Stated goal: Search the data for the string "particular" and extract every line where it appears.

Input for this task:
******

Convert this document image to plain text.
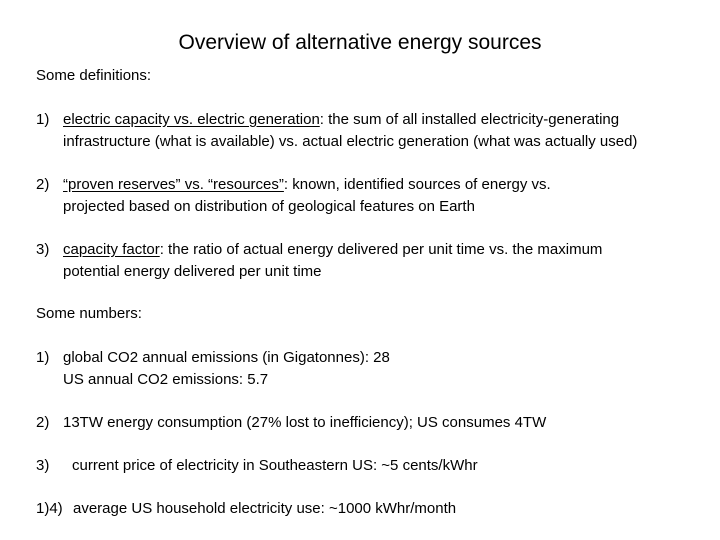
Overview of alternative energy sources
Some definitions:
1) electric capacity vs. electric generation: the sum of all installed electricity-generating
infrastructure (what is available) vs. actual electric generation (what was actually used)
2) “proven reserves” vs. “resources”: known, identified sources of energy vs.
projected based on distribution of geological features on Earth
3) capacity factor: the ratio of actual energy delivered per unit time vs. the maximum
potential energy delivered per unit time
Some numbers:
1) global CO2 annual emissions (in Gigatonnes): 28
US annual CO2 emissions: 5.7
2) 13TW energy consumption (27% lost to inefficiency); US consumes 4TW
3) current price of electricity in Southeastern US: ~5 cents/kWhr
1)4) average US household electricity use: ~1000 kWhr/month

******

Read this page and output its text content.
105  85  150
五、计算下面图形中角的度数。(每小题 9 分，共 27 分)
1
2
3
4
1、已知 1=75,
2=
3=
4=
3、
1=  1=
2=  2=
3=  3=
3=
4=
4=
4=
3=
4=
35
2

******

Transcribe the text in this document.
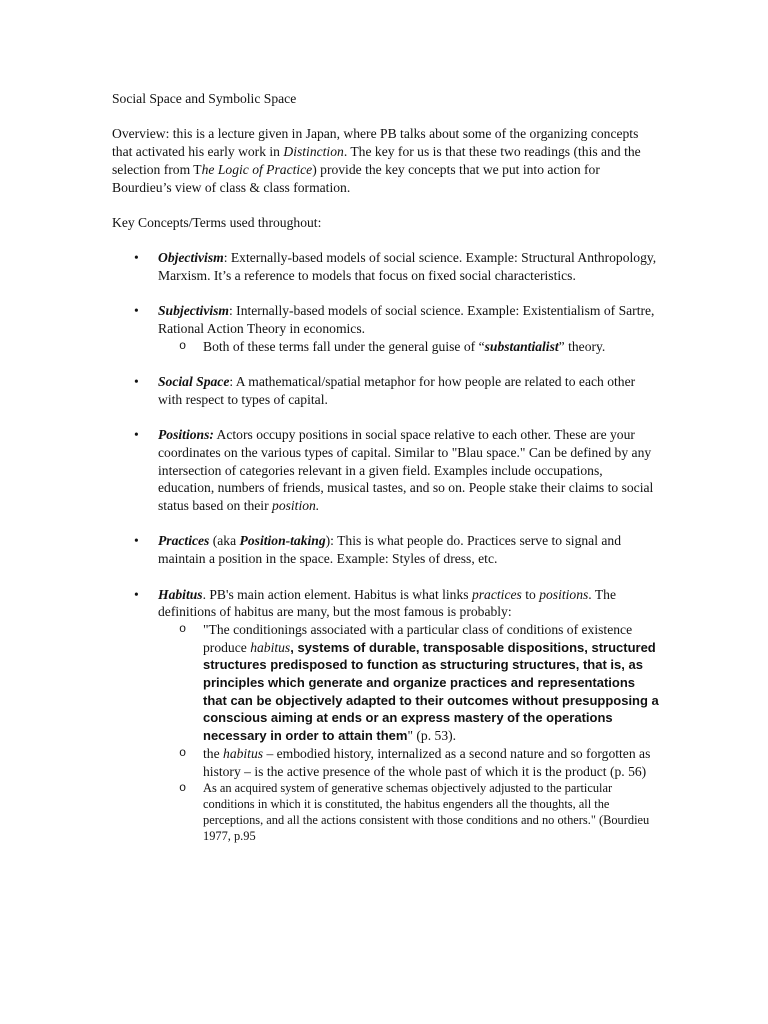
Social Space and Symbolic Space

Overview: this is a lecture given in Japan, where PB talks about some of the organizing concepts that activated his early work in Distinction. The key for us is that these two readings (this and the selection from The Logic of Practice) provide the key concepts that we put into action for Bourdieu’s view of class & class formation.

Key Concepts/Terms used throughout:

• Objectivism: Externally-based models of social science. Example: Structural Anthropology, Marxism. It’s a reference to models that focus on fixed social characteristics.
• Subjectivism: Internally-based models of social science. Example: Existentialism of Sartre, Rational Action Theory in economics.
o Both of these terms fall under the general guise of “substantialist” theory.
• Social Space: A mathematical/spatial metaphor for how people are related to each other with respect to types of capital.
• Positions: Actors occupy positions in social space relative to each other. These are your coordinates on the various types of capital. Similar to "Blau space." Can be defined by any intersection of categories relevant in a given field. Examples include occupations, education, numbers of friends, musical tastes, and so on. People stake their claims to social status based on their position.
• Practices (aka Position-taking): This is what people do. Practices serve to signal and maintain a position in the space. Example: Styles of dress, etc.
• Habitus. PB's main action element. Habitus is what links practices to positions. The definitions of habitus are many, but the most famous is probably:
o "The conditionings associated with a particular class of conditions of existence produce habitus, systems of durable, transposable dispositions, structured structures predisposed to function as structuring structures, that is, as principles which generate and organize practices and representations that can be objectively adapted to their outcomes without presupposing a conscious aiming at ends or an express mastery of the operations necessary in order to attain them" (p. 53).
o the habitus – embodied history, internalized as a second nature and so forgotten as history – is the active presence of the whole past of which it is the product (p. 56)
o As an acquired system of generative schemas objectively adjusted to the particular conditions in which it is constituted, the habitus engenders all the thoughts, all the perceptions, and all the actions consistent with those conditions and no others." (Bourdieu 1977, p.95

******

Result below:
o "The conditionings associated with a particular class of conditions of existence produce habitus, systems of durable, transposable dispositions, structured structures predisposed to function as structuring structures, that is, as principles which generate and organize practices and representations that can be objectively adapted to their outcomes without presupposing a conscious aiming at ends or an express mastery of the operations necessary in order to attain them" (p. 53).
o As an acquired system of generative schemas objectively adjusted to the particular conditions in which it is constituted, the habitus engenders all the thoughts, all the perceptions, and all the actions consistent with those conditions and no others." (Bourdieu 1977, p.95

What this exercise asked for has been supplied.